Data shown
• • • • •

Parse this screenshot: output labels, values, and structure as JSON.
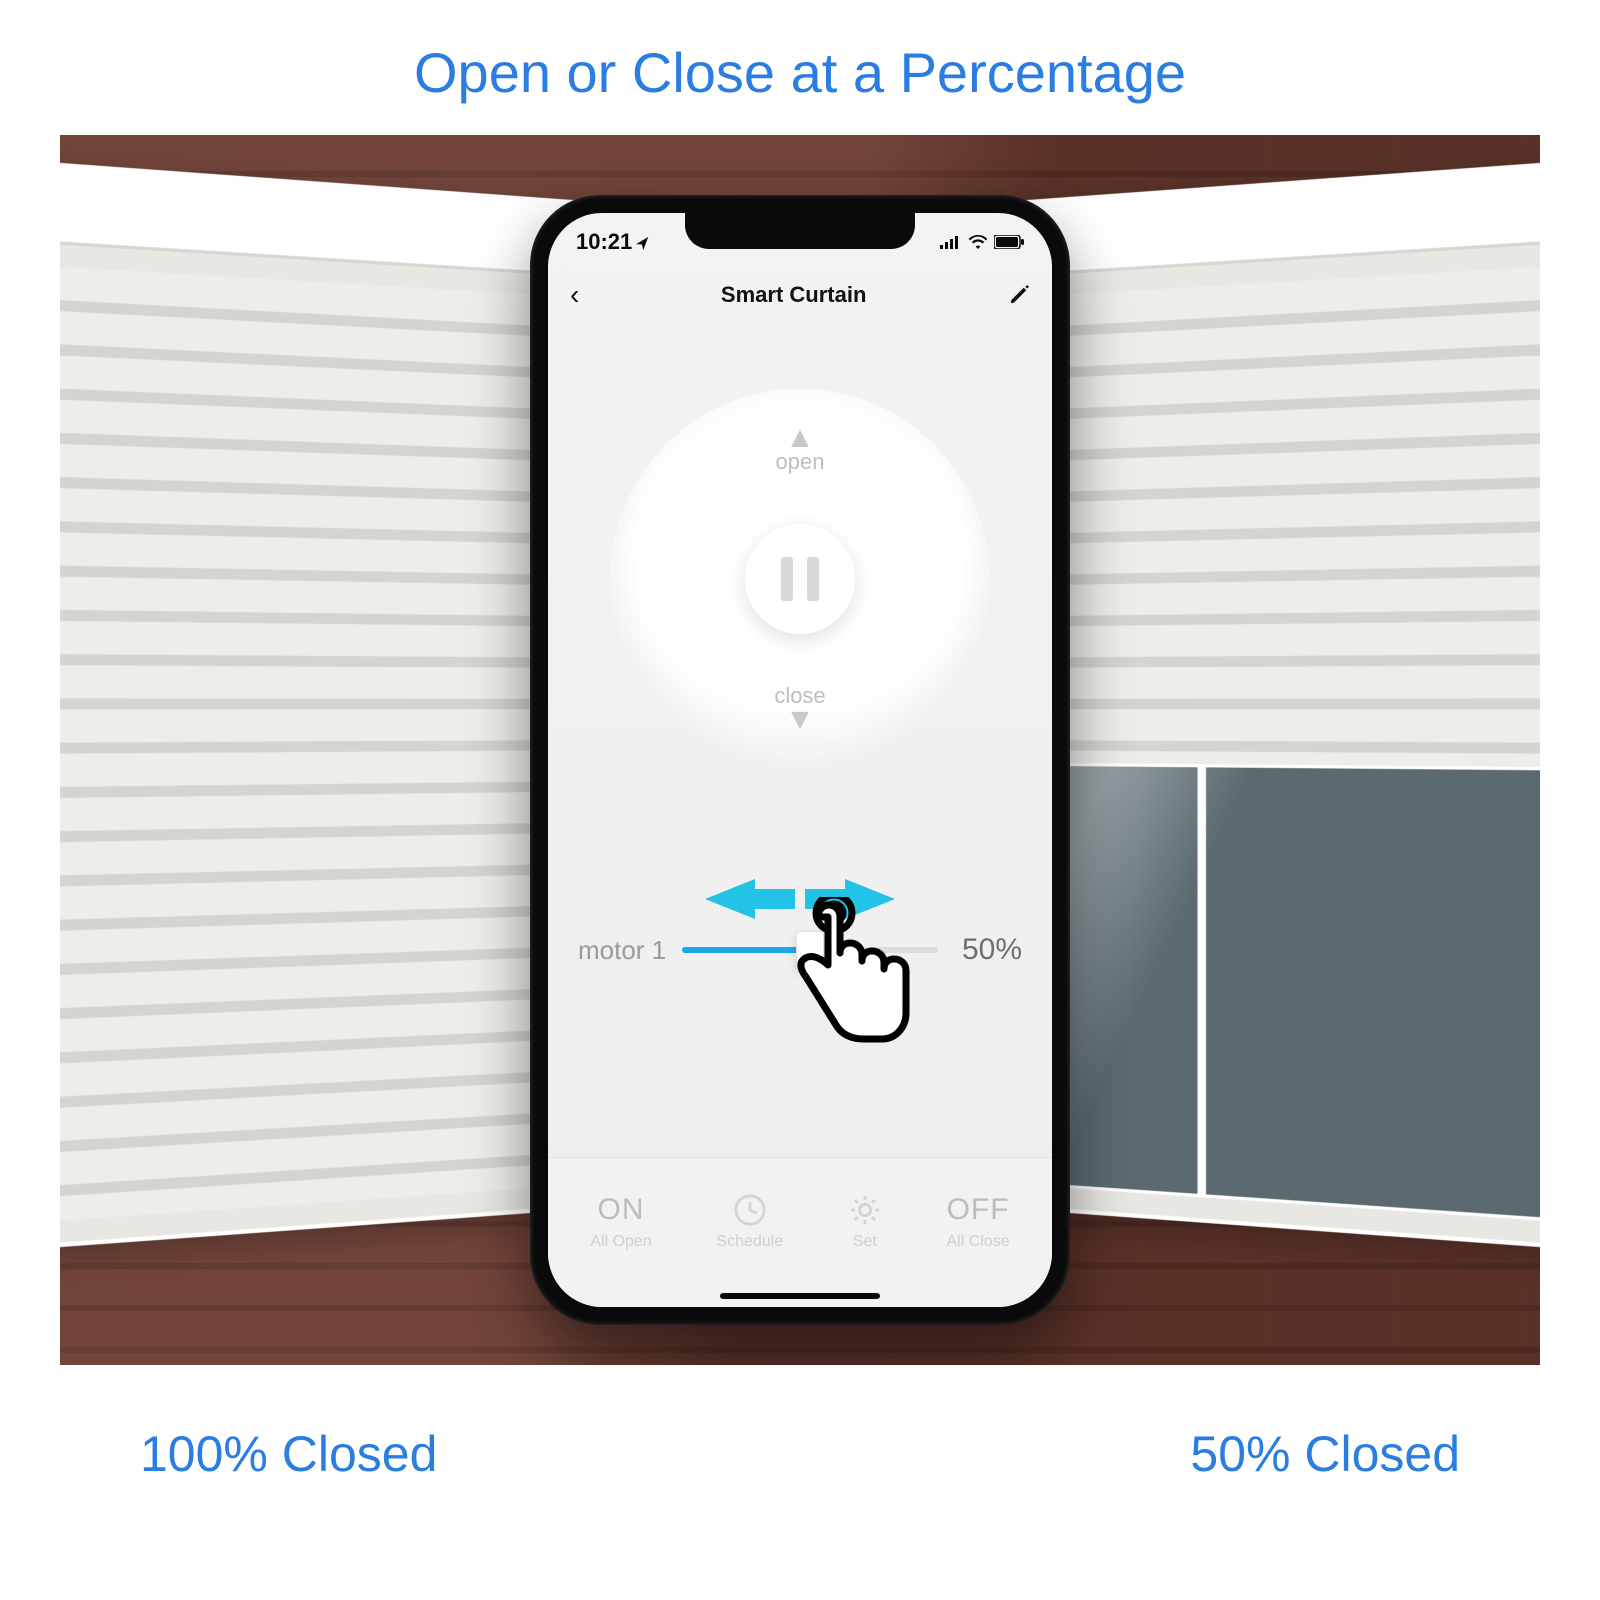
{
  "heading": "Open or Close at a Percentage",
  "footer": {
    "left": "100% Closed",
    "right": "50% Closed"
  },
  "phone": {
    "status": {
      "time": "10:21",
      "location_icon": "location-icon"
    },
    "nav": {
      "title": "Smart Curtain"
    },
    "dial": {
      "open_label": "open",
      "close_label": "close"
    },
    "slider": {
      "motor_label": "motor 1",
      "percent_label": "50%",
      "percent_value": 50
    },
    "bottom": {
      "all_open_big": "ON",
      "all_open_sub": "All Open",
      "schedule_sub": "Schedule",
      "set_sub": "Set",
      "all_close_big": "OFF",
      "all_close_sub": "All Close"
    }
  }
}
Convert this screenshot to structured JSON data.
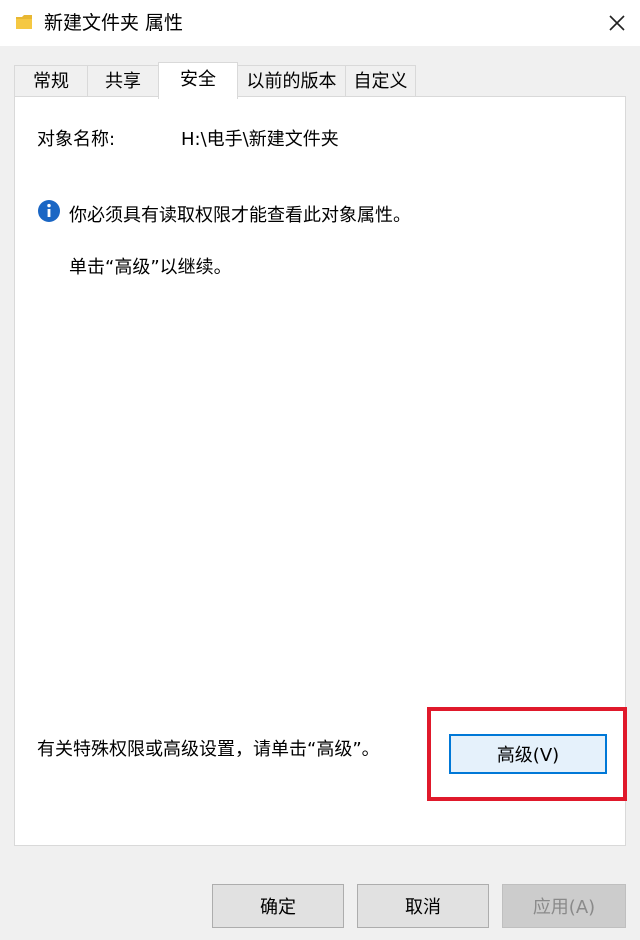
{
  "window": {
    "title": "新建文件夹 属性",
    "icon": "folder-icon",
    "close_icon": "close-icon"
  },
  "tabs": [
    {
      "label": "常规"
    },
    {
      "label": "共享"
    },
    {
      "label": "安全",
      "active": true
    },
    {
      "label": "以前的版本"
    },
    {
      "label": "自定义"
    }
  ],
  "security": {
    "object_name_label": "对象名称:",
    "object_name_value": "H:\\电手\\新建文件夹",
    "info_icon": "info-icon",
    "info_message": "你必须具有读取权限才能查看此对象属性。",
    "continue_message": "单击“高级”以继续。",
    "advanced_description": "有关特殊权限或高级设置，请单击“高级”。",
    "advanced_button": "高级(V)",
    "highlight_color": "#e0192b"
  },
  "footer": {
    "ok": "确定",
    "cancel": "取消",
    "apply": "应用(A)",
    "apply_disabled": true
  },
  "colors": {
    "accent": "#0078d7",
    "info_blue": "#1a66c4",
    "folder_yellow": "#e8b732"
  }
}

• • • • •

Work to be completed
Exactly reproduce each record, leaving out any pictures.

Result for this task
Parse this screenshot: output labels, values, and structure as JSON.
{
  "heading": "Open or Close at a Percentage",
  "footer": {
    "left": "100% Closed",
    "right": "50% Closed"
  },
  "phone": {
    "status": {
      "time": "10:21",
      "location_icon": "location-icon"
    },
    "nav": {
      "title": "Smart Curtain"
    },
    "dial": {
      "open_label": "open",
      "close_label": "close"
    },
    "slider": {
      "motor_label": "motor 1",
      "percent_label": "50%",
      "percent_value": 50
    },
    "bottom": {
      "all_open_big": "ON",
      "all_open_sub": "All Open",
      "schedule_sub": "Schedule",
      "set_sub": "Set",
      "all_close_big": "OFF",
      "all_close_sub": "All Close"
    }
  }
}
Convert this screenshot to structured JSON data.
{
  "window": {
    "title": "新建文件夹 属性",
    "icon": "folder-icon",
    "close_icon": "close-icon"
  },
  "tabs": [
    {
      "label": "常规"
    },
    {
      "label": "共享"
    },
    {
      "label": "安全",
      "active": true
    },
    {
      "label": "以前的版本"
    },
    {
      "label": "自定义"
    }
  ],
  "security": {
    "object_name_label": "对象名称:",
    "object_name_value": "H:\\电手\\新建文件夹",
    "info_icon": "info-icon",
    "info_message": "你必须具有读取权限才能查看此对象属性。",
    "continue_message": "单击“高级”以继续。",
    "advanced_description": "有关特殊权限或高级设置，请单击“高级”。",
    "advanced_button": "高级(V)",
    "highlight_color": "#e0192b"
  },
  "footer": {
    "ok": "确定",
    "cancel": "取消",
    "apply": "应用(A)",
    "apply_disabled": true
  },
  "colors": {
    "accent": "#0078d7",
    "info_blue": "#1a66c4",
    "folder_yellow": "#e8b732"
  }
}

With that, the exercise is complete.